Make an exact copy of the entries below with the pictures removed.

------------------------

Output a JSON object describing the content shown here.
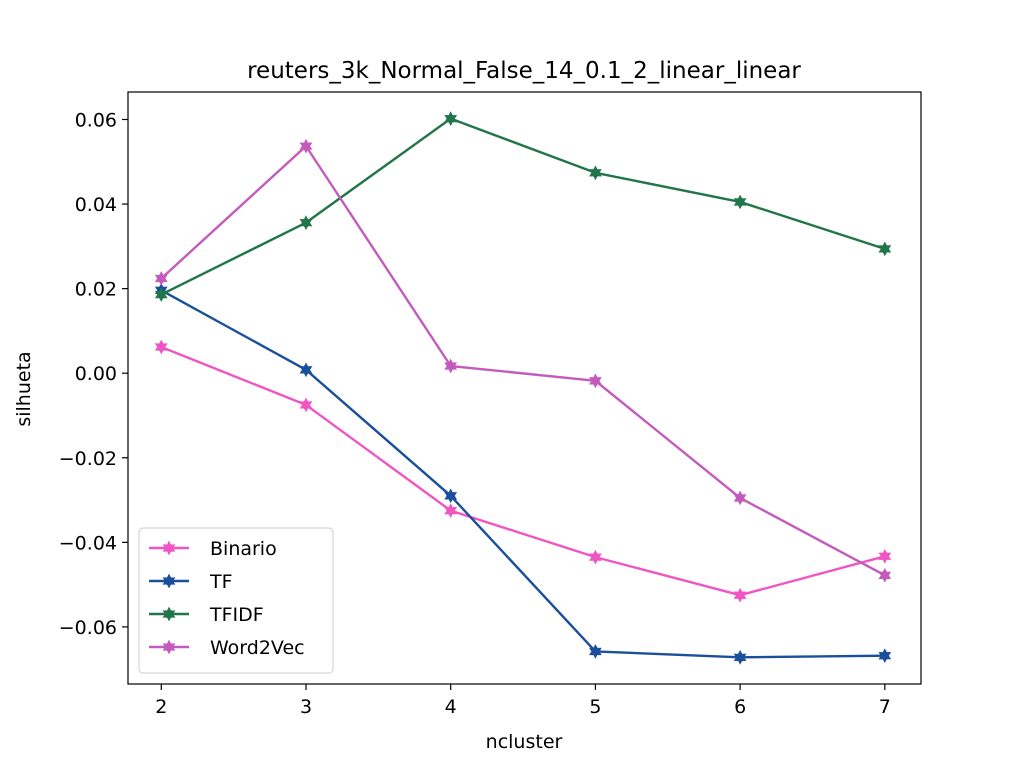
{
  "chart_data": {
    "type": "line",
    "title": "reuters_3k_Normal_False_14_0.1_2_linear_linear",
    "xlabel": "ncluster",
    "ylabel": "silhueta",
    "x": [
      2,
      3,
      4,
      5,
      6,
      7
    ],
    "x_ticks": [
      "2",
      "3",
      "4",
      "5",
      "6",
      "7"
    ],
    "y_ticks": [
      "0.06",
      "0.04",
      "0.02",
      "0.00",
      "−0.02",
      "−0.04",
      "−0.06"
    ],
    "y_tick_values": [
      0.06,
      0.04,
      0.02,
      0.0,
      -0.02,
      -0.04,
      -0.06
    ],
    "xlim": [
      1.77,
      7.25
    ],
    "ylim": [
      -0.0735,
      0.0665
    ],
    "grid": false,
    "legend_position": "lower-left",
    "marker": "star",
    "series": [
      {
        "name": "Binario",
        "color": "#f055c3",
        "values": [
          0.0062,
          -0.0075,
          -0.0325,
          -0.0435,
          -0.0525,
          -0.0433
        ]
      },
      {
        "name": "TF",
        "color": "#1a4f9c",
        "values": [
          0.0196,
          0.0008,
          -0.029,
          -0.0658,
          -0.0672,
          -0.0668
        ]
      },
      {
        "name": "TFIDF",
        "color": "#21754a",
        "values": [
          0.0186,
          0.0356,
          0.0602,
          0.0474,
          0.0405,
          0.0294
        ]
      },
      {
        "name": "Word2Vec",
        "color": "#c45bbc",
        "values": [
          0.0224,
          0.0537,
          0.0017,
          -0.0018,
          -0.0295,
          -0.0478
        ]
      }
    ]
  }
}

------------------------

| Solution for this task |
Output a JSON object describing the content shown here.
{
  "chart_data": {
    "type": "line",
    "title": "reuters_3k_Normal_False_14_0.1_2_linear_linear",
    "xlabel": "ncluster",
    "ylabel": "silhueta",
    "x": [
      2,
      3,
      4,
      5,
      6,
      7
    ],
    "x_ticks": [
      "2",
      "3",
      "4",
      "5",
      "6",
      "7"
    ],
    "y_ticks": [
      "0.06",
      "0.04",
      "0.02",
      "0.00",
      "−0.02",
      "−0.04",
      "−0.06"
    ],
    "y_tick_values": [
      0.06,
      0.04,
      0.02,
      0.0,
      -0.02,
      -0.04,
      -0.06
    ],
    "xlim": [
      1.77,
      7.25
    ],
    "ylim": [
      -0.0735,
      0.0665
    ],
    "grid": false,
    "legend_position": "lower-left",
    "marker": "star",
    "series": [
      {
        "name": "Binario",
        "color": "#f055c3",
        "values": [
          0.0062,
          -0.0075,
          -0.0325,
          -0.0435,
          -0.0525,
          -0.0433
        ]
      },
      {
        "name": "TF",
        "color": "#1a4f9c",
        "values": [
          0.0196,
          0.0008,
          -0.029,
          -0.0658,
          -0.0672,
          -0.0668
        ]
      },
      {
        "name": "TFIDF",
        "color": "#21754a",
        "values": [
          0.0186,
          0.0356,
          0.0602,
          0.0474,
          0.0405,
          0.0294
        ]
      },
      {
        "name": "Word2Vec",
        "color": "#c45bbc",
        "values": [
          0.0224,
          0.0537,
          0.0017,
          -0.0018,
          -0.0295,
          -0.0478
        ]
      }
    ]
  }
}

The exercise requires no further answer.